Rows -

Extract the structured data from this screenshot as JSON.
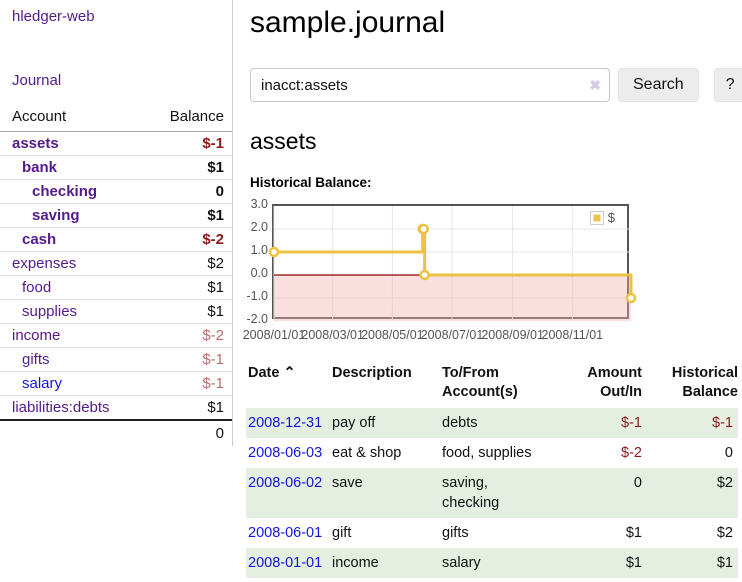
{
  "colors": {
    "accent_purple": "#551a8b",
    "link_blue": "#1414dd",
    "negative_strong": "#8b1a1a",
    "negative_soft": "#b56e6e",
    "row_green": "#e4efe2",
    "chart_gold": "#edc240",
    "chart_border": "#545454",
    "zero_line": "#8b0000"
  },
  "sidebar": {
    "app_title": "hledger-web",
    "journal_link": "Journal",
    "accounts": {
      "header_account": "Account",
      "header_balance": "Balance",
      "rows": [
        {
          "name": "assets",
          "balance": "$-1",
          "depth": 1,
          "bold": true,
          "name_style": "purple",
          "balance_style": "neg-strong"
        },
        {
          "name": "bank",
          "balance": "$1",
          "depth": 2,
          "bold": true,
          "name_style": "purple",
          "balance_style": ""
        },
        {
          "name": "checking",
          "balance": "0",
          "depth": 3,
          "bold": true,
          "name_style": "purple",
          "balance_style": ""
        },
        {
          "name": "saving",
          "balance": "$1",
          "depth": 3,
          "bold": true,
          "name_style": "purple",
          "balance_style": ""
        },
        {
          "name": "cash",
          "balance": "$-2",
          "depth": 2,
          "bold": true,
          "name_style": "purple",
          "balance_style": "neg-strong"
        },
        {
          "name": "expenses",
          "balance": "$2",
          "depth": 1,
          "bold": false,
          "name_style": "purple",
          "balance_style": ""
        },
        {
          "name": "food",
          "balance": "$1",
          "depth": 2,
          "bold": false,
          "name_style": "purple",
          "balance_style": ""
        },
        {
          "name": "supplies",
          "balance": "$1",
          "depth": 2,
          "bold": false,
          "name_style": "purple",
          "balance_style": ""
        },
        {
          "name": "income",
          "balance": "$-2",
          "depth": 1,
          "bold": false,
          "name_style": "purple",
          "balance_style": "neg-soft"
        },
        {
          "name": "gifts",
          "balance": "$-1",
          "depth": 2,
          "bold": false,
          "name_style": "purple",
          "balance_style": "neg-soft"
        },
        {
          "name": "salary",
          "balance": "$-1",
          "depth": 2,
          "bold": false,
          "name_style": "blue",
          "balance_style": "neg-soft"
        },
        {
          "name": "liabilities:debts",
          "balance": "$1",
          "depth": 1,
          "bold": false,
          "name_style": "purple",
          "balance_style": ""
        }
      ],
      "total": "0"
    }
  },
  "main": {
    "title": "sample.journal",
    "search": {
      "value": "inacct:assets",
      "clear_icon": "✖",
      "search_button": "Search",
      "help_button": "?"
    },
    "account_heading": "assets",
    "chart_label": "Historical Balance:"
  },
  "chart_data": {
    "type": "line",
    "step": true,
    "title": "Historical Balance:",
    "series": [
      {
        "name": "$",
        "color": "#edc240",
        "points": [
          [
            "2008-01-01",
            1.0
          ],
          [
            "2008-06-01",
            2.0
          ],
          [
            "2008-06-02",
            2.0
          ],
          [
            "2008-06-03",
            0.0
          ],
          [
            "2008-12-31",
            -1.0
          ]
        ]
      }
    ],
    "x_range": [
      "2008-01-01",
      "2008-12-31"
    ],
    "y_range": [
      -2.0,
      3.0
    ],
    "y_ticks": [
      3.0,
      2.0,
      1.0,
      0.0,
      -1.0,
      -2.0
    ],
    "y_tick_labels": [
      "3.0",
      "2.0",
      "1.0",
      "0.0",
      "-1.0",
      "-2.0"
    ],
    "x_tick_labels": [
      "2008/01/01",
      "2008/03/01",
      "2008/05/01",
      "2008/07/01",
      "2008/09/01",
      "2008/11/01"
    ],
    "legend": {
      "label": "$",
      "position": "top-right"
    },
    "grid": true,
    "negative_region": {
      "below": 0.0,
      "fill": "#fbdcdc"
    },
    "zero_line_color": "#8b0000"
  },
  "register": {
    "headers": {
      "date": "Date",
      "sort_icon": "⌃",
      "description": "Description",
      "account": "To/From\nAccount(s)",
      "amount": "Amount\nOut/In",
      "balance": "Historical\nBalance"
    },
    "rows": [
      {
        "date": "2008-12-31",
        "description": "pay off",
        "accounts": "debts",
        "amount": "$-1",
        "balance": "$-1",
        "amount_negative": true,
        "balance_negative": true
      },
      {
        "date": "2008-06-03",
        "description": "eat & shop",
        "accounts": "food, supplies",
        "amount": "$-2",
        "balance": "0",
        "amount_negative": true,
        "balance_negative": false
      },
      {
        "date": "2008-06-02",
        "description": "save",
        "accounts": "saving,\nchecking",
        "amount": "0",
        "balance": "$2",
        "amount_negative": false,
        "balance_negative": false
      },
      {
        "date": "2008-06-01",
        "description": "gift",
        "accounts": "gifts",
        "amount": "$1",
        "balance": "$2",
        "amount_negative": false,
        "balance_negative": false
      },
      {
        "date": "2008-01-01",
        "description": "income",
        "accounts": "salary",
        "amount": "$1",
        "balance": "$1",
        "amount_negative": false,
        "balance_negative": false
      }
    ]
  }
}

Direction - Print all of the entries word for word. Omit the pictures they contain.

Correct response -
Extract the structured data from this screenshot as JSON.
{
  "colors": {
    "accent_purple": "#551a8b",
    "link_blue": "#1414dd",
    "negative_strong": "#8b1a1a",
    "negative_soft": "#b56e6e",
    "row_green": "#e4efe2",
    "chart_gold": "#edc240",
    "chart_border": "#545454",
    "zero_line": "#8b0000"
  },
  "sidebar": {
    "app_title": "hledger-web",
    "journal_link": "Journal",
    "accounts": {
      "header_account": "Account",
      "header_balance": "Balance",
      "rows": [
        {
          "name": "assets",
          "balance": "$-1",
          "depth": 1,
          "bold": true,
          "name_style": "purple",
          "balance_style": "neg-strong"
        },
        {
          "name": "bank",
          "balance": "$1",
          "depth": 2,
          "bold": true,
          "name_style": "purple",
          "balance_style": ""
        },
        {
          "name": "checking",
          "balance": "0",
          "depth": 3,
          "bold": true,
          "name_style": "purple",
          "balance_style": ""
        },
        {
          "name": "saving",
          "balance": "$1",
          "depth": 3,
          "bold": true,
          "name_style": "purple",
          "balance_style": ""
        },
        {
          "name": "cash",
          "balance": "$-2",
          "depth": 2,
          "bold": true,
          "name_style": "purple",
          "balance_style": "neg-strong"
        },
        {
          "name": "expenses",
          "balance": "$2",
          "depth": 1,
          "bold": false,
          "name_style": "purple",
          "balance_style": ""
        },
        {
          "name": "food",
          "balance": "$1",
          "depth": 2,
          "bold": false,
          "name_style": "purple",
          "balance_style": ""
        },
        {
          "name": "supplies",
          "balance": "$1",
          "depth": 2,
          "bold": false,
          "name_style": "purple",
          "balance_style": ""
        },
        {
          "name": "income",
          "balance": "$-2",
          "depth": 1,
          "bold": false,
          "name_style": "purple",
          "balance_style": "neg-soft"
        },
        {
          "name": "gifts",
          "balance": "$-1",
          "depth": 2,
          "bold": false,
          "name_style": "purple",
          "balance_style": "neg-soft"
        },
        {
          "name": "salary",
          "balance": "$-1",
          "depth": 2,
          "bold": false,
          "name_style": "blue",
          "balance_style": "neg-soft"
        },
        {
          "name": "liabilities:debts",
          "balance": "$1",
          "depth": 1,
          "bold": false,
          "name_style": "purple",
          "balance_style": ""
        }
      ],
      "total": "0"
    }
  },
  "main": {
    "title": "sample.journal",
    "search": {
      "value": "inacct:assets",
      "clear_icon": "✖",
      "search_button": "Search",
      "help_button": "?"
    },
    "account_heading": "assets",
    "chart_label": "Historical Balance:"
  },
  "chart_data": {
    "type": "line",
    "step": true,
    "title": "Historical Balance:",
    "series": [
      {
        "name": "$",
        "color": "#edc240",
        "points": [
          [
            "2008-01-01",
            1.0
          ],
          [
            "2008-06-01",
            2.0
          ],
          [
            "2008-06-02",
            2.0
          ],
          [
            "2008-06-03",
            0.0
          ],
          [
            "2008-12-31",
            -1.0
          ]
        ]
      }
    ],
    "x_range": [
      "2008-01-01",
      "2008-12-31"
    ],
    "y_range": [
      -2.0,
      3.0
    ],
    "y_ticks": [
      3.0,
      2.0,
      1.0,
      0.0,
      -1.0,
      -2.0
    ],
    "y_tick_labels": [
      "3.0",
      "2.0",
      "1.0",
      "0.0",
      "-1.0",
      "-2.0"
    ],
    "x_tick_labels": [
      "2008/01/01",
      "2008/03/01",
      "2008/05/01",
      "2008/07/01",
      "2008/09/01",
      "2008/11/01"
    ],
    "legend": {
      "label": "$",
      "position": "top-right"
    },
    "grid": true,
    "negative_region": {
      "below": 0.0,
      "fill": "#fbdcdc"
    },
    "zero_line_color": "#8b0000"
  },
  "register": {
    "headers": {
      "date": "Date",
      "sort_icon": "⌃",
      "description": "Description",
      "account": "To/From\nAccount(s)",
      "amount": "Amount\nOut/In",
      "balance": "Historical\nBalance"
    },
    "rows": [
      {
        "date": "2008-12-31",
        "description": "pay off",
        "accounts": "debts",
        "amount": "$-1",
        "balance": "$-1",
        "amount_negative": true,
        "balance_negative": true
      },
      {
        "date": "2008-06-03",
        "description": "eat & shop",
        "accounts": "food, supplies",
        "amount": "$-2",
        "balance": "0",
        "amount_negative": true,
        "balance_negative": false
      },
      {
        "date": "2008-06-02",
        "description": "save",
        "accounts": "saving,\nchecking",
        "amount": "0",
        "balance": "$2",
        "amount_negative": false,
        "balance_negative": false
      },
      {
        "date": "2008-06-01",
        "description": "gift",
        "accounts": "gifts",
        "amount": "$1",
        "balance": "$2",
        "amount_negative": false,
        "balance_negative": false
      },
      {
        "date": "2008-01-01",
        "description": "income",
        "accounts": "salary",
        "amount": "$1",
        "balance": "$1",
        "amount_negative": false,
        "balance_negative": false
      }
    ]
  }
}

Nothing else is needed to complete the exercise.